TASK INPUT
----
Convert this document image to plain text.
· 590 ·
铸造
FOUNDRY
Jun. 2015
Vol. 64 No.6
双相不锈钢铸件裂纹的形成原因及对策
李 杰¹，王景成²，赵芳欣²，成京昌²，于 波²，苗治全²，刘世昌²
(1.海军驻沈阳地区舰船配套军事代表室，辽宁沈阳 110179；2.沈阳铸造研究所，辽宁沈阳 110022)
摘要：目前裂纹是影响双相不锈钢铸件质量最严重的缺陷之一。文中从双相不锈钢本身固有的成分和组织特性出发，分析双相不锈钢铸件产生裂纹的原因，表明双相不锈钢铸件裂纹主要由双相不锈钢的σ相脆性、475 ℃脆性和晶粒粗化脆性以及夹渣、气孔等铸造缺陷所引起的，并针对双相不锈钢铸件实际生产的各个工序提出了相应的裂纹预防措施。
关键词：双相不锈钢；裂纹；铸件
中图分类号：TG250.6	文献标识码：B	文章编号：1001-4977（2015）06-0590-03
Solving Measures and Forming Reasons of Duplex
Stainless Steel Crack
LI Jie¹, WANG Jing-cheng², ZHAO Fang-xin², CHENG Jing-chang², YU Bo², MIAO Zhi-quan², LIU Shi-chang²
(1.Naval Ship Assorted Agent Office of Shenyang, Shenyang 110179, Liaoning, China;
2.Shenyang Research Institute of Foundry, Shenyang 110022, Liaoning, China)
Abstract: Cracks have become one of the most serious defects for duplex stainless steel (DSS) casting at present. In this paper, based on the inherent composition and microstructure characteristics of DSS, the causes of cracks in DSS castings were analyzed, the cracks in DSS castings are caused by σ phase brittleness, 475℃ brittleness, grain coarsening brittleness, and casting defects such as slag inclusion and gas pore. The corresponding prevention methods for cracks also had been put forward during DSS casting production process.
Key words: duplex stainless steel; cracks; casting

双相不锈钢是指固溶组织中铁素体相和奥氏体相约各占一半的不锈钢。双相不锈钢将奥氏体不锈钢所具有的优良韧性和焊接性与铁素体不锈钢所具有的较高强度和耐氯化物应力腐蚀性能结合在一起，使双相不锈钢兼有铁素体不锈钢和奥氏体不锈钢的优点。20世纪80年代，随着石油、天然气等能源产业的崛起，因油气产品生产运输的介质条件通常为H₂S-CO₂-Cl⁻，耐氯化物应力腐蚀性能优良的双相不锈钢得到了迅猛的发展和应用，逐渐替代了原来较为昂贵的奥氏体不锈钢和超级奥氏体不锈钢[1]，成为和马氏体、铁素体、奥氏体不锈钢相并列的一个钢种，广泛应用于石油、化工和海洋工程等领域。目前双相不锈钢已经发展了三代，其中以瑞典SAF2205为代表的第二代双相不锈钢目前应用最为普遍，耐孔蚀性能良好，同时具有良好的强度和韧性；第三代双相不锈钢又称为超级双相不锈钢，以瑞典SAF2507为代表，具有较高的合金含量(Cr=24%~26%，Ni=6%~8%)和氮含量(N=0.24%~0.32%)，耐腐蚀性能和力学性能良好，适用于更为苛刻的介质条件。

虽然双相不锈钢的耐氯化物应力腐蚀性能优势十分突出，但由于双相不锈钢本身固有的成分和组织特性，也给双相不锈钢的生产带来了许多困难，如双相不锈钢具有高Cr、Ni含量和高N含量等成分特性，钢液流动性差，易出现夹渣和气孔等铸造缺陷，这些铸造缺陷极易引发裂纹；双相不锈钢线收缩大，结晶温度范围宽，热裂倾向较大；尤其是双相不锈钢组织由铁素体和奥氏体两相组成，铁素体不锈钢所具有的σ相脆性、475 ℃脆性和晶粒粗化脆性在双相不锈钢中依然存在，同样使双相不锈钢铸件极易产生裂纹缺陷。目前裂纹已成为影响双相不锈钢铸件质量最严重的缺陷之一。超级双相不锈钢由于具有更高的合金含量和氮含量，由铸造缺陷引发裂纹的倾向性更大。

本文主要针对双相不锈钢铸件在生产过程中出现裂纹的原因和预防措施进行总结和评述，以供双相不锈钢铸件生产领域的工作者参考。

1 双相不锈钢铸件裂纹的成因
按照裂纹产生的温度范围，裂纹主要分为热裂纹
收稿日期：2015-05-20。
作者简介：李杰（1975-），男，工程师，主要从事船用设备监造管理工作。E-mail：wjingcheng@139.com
----
YOUR TASK
From the data, pick out every line that includes "Liaoning".

RESULT BELOW
(1.Naval Ship Assorted Agent Office of Shenyang, Shenyang 110179, Liaoning, China;
2.Shenyang Research Institute of Foundry, Shenyang 110022, Liaoning, China)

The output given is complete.